>> BEGIN The records

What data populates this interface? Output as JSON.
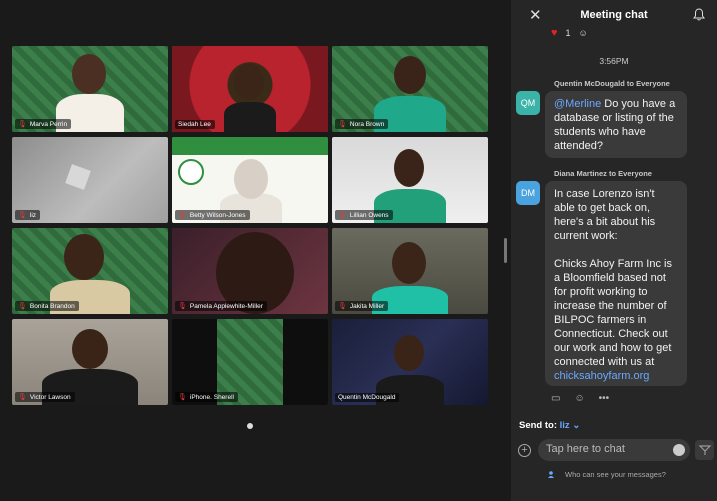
{
  "participants": [
    {
      "name": "Marva Perrin",
      "muted": true
    },
    {
      "name": "Siedah Lee",
      "muted": false
    },
    {
      "name": "Nora Brown",
      "muted": true
    },
    {
      "name": "liz",
      "muted": true
    },
    {
      "name": "Betty Wilson-Jones",
      "muted": true
    },
    {
      "name": "Lillian Owens",
      "muted": true
    },
    {
      "name": "Bonita  Brandon",
      "muted": true
    },
    {
      "name": "Pamela Applewhite-Miller",
      "muted": true
    },
    {
      "name": "Jakita Miller",
      "muted": true
    },
    {
      "name": "Victor Lawson",
      "muted": true
    },
    {
      "name": "iPhone. Sherell",
      "muted": true
    },
    {
      "name": "Quentin McDougald",
      "muted": false
    }
  ],
  "chat": {
    "title": "Meeting chat",
    "reaction": {
      "emoji": "♥",
      "count": "1"
    },
    "timestamp": "3:56PM",
    "messages": [
      {
        "sender": "Quentin McDougald to Everyone",
        "initials": "QM",
        "avatar_color": "#3bb3a8",
        "mention": "@Merline",
        "text": " Do you have a database or listing of the students who have attended?"
      },
      {
        "sender": "Diana Martinez to Everyone",
        "initials": "DM",
        "avatar_color": "#4aa3df",
        "para1": "In case Lorenzo isn't able to get back on, here's a bit about his current work:",
        "para2": "Chicks Ahoy Farm Inc is a Bloomfield based not for profit working to increase the number of BILPOC farmers in Connecticut. Check out our work and how to get connected with us at ",
        "link": "chicksahoyfarm.org"
      }
    ],
    "send_to_label": "Send to:",
    "send_to_target": "liz",
    "input_placeholder": "Tap here to chat",
    "who_can_see": "Who can see your messages?"
  },
  "colors": {
    "active_speaker": "#2ecc40",
    "accent": "#6aa8ff",
    "muted": "#e23b3b"
  }
}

>> END The records

### What is being asked
Replicate the material above verbatim; images stay out of the copy.

### Answer to this task
What data populates this interface? Output as JSON.
{
  "participants": [
    {
      "name": "Marva Perrin",
      "muted": true
    },
    {
      "name": "Siedah Lee",
      "muted": false
    },
    {
      "name": "Nora Brown",
      "muted": true
    },
    {
      "name": "liz",
      "muted": true
    },
    {
      "name": "Betty Wilson-Jones",
      "muted": true
    },
    {
      "name": "Lillian Owens",
      "muted": true
    },
    {
      "name": "Bonita  Brandon",
      "muted": true
    },
    {
      "name": "Pamela Applewhite-Miller",
      "muted": true
    },
    {
      "name": "Jakita Miller",
      "muted": true
    },
    {
      "name": "Victor Lawson",
      "muted": true
    },
    {
      "name": "iPhone. Sherell",
      "muted": true
    },
    {
      "name": "Quentin McDougald",
      "muted": false
    }
  ],
  "chat": {
    "title": "Meeting chat",
    "reaction": {
      "emoji": "♥",
      "count": "1"
    },
    "timestamp": "3:56PM",
    "messages": [
      {
        "sender": "Quentin McDougald to Everyone",
        "initials": "QM",
        "avatar_color": "#3bb3a8",
        "mention": "@Merline",
        "text": " Do you have a database or listing of the students who have attended?"
      },
      {
        "sender": "Diana Martinez to Everyone",
        "initials": "DM",
        "avatar_color": "#4aa3df",
        "para1": "In case Lorenzo isn't able to get back on, here's a bit about his current work:",
        "para2": "Chicks Ahoy Farm Inc is a Bloomfield based not for profit working to increase the number of BILPOC farmers in Connecticut. Check out our work and how to get connected with us at ",
        "link": "chicksahoyfarm.org"
      }
    ],
    "send_to_label": "Send to:",
    "send_to_target": "liz",
    "input_placeholder": "Tap here to chat",
    "who_can_see": "Who can see your messages?"
  },
  "colors": {
    "active_speaker": "#2ecc40",
    "accent": "#6aa8ff",
    "muted": "#e23b3b"
  }
}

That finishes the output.